> [THE TASK]: Read the lines below. Copy out any that hold the string "name".

> [AVAILABLE DATA]:
***
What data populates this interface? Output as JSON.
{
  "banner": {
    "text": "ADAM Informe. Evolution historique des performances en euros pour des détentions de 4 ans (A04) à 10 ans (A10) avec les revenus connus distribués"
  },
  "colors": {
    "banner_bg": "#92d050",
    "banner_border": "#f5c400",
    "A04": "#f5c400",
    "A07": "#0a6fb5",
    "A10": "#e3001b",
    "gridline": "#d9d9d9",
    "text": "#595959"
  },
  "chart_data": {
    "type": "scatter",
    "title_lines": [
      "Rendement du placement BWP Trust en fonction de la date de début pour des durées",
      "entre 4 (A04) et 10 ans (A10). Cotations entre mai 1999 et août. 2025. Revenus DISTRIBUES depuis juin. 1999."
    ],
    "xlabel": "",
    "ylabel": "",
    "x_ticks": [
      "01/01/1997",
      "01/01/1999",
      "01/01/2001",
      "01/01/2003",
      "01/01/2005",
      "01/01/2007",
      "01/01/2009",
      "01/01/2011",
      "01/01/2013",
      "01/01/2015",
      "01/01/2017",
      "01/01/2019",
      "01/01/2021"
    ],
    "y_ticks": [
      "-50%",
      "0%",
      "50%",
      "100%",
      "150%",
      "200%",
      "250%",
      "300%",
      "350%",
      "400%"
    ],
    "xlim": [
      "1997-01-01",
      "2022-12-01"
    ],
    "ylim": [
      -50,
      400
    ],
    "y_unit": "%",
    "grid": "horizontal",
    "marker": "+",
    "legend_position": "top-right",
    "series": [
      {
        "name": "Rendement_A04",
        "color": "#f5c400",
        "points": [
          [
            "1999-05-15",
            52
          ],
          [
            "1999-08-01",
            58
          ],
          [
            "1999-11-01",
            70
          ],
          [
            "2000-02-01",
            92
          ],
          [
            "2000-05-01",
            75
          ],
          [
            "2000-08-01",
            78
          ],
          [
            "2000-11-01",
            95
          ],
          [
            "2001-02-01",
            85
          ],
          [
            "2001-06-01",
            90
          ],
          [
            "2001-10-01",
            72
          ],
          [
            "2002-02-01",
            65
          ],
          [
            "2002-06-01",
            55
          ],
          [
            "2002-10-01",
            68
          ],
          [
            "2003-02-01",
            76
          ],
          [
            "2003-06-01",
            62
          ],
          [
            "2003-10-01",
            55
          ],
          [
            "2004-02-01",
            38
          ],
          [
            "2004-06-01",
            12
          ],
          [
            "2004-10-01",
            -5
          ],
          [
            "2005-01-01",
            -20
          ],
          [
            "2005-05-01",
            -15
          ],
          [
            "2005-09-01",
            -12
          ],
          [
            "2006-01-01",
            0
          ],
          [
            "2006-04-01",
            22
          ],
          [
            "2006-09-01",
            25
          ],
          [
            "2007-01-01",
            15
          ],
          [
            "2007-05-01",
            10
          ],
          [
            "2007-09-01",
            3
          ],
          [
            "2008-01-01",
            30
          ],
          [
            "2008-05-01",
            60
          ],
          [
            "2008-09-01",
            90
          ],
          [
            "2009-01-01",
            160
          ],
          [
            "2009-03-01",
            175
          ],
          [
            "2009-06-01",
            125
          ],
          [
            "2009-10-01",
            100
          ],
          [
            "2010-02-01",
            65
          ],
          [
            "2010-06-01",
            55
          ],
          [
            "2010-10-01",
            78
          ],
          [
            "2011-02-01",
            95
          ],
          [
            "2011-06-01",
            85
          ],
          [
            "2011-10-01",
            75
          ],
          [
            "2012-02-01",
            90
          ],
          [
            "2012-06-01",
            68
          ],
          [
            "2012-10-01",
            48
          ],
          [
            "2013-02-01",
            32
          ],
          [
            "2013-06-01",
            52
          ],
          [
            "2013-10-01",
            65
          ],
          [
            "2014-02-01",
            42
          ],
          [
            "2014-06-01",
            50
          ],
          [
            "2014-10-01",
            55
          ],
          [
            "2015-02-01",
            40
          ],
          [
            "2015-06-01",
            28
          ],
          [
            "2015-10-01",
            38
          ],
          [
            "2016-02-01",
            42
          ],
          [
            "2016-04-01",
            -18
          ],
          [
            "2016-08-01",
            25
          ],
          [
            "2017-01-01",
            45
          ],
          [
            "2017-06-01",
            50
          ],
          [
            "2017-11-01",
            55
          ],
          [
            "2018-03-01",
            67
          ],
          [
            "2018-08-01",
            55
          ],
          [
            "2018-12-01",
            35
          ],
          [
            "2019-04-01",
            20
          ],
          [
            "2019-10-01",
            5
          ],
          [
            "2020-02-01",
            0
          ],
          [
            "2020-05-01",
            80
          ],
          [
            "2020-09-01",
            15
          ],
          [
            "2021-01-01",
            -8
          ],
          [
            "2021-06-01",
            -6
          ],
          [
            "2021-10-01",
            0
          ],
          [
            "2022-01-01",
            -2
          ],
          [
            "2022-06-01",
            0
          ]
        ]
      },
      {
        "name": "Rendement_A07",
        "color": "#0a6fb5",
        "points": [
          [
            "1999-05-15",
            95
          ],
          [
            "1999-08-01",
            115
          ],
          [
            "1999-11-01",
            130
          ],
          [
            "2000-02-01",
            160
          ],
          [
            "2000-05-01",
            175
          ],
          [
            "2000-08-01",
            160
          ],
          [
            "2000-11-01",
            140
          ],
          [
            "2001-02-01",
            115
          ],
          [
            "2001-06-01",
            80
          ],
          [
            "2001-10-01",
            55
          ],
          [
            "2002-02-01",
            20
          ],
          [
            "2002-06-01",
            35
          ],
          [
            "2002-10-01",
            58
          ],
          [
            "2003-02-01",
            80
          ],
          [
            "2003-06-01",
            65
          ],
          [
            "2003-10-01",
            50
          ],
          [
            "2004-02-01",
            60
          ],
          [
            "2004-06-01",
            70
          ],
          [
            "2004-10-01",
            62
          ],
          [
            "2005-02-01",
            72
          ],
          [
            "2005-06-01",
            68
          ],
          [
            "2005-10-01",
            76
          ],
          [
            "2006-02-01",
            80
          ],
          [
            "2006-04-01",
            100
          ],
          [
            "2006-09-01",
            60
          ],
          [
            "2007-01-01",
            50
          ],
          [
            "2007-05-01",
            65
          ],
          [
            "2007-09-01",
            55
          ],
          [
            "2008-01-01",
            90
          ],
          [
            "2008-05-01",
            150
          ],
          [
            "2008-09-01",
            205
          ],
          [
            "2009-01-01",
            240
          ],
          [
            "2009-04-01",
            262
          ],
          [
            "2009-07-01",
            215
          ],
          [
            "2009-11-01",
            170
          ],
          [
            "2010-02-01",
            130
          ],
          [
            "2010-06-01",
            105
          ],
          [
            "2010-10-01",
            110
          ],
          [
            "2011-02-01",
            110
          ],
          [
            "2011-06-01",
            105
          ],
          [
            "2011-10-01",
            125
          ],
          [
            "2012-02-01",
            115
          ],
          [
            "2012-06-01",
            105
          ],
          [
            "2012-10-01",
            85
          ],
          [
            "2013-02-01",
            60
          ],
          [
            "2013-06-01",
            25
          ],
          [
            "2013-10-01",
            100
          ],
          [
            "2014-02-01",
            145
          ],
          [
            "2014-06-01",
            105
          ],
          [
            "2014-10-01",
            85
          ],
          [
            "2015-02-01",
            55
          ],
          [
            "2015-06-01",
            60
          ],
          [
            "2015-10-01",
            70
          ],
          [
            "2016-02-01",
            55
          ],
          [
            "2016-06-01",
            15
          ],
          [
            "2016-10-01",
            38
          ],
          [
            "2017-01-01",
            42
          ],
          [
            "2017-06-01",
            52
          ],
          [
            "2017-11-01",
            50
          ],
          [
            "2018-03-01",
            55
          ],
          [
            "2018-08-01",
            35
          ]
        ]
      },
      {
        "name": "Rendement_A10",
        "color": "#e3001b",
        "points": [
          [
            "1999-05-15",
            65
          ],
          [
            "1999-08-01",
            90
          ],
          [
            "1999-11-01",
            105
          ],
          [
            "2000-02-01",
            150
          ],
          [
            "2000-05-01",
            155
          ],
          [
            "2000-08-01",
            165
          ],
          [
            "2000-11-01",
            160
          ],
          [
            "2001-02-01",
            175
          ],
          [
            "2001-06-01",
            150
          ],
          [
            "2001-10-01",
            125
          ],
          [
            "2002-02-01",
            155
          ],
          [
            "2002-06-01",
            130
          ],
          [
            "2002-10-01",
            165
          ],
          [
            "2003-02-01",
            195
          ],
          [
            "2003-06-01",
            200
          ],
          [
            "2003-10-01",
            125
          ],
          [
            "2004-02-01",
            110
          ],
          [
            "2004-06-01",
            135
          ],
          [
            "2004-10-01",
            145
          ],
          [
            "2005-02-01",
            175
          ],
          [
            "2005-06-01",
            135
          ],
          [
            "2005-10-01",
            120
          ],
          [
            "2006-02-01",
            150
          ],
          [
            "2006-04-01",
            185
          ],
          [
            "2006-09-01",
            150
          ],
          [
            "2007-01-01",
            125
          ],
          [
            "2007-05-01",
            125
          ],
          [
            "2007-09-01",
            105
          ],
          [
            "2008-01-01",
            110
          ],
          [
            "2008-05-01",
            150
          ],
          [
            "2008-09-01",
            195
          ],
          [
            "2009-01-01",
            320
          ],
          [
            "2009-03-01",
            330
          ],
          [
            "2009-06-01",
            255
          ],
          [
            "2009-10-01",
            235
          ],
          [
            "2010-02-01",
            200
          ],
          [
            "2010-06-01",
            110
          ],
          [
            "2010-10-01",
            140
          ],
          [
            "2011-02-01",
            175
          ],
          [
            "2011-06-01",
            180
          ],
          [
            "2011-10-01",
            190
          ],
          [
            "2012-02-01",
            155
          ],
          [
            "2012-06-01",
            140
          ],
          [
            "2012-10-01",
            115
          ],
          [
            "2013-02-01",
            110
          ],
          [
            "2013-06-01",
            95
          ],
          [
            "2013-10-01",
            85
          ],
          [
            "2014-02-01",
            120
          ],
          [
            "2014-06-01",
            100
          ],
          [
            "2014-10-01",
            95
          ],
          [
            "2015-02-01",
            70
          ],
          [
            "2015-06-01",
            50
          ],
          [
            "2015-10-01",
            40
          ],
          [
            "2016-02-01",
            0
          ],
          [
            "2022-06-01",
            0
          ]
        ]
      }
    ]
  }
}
***
> [RESULT OF THE EXERCISE]:
        "name": "Rendement_A04",
        "name": "Rendement_A07",
        "name": "Rendement_A10",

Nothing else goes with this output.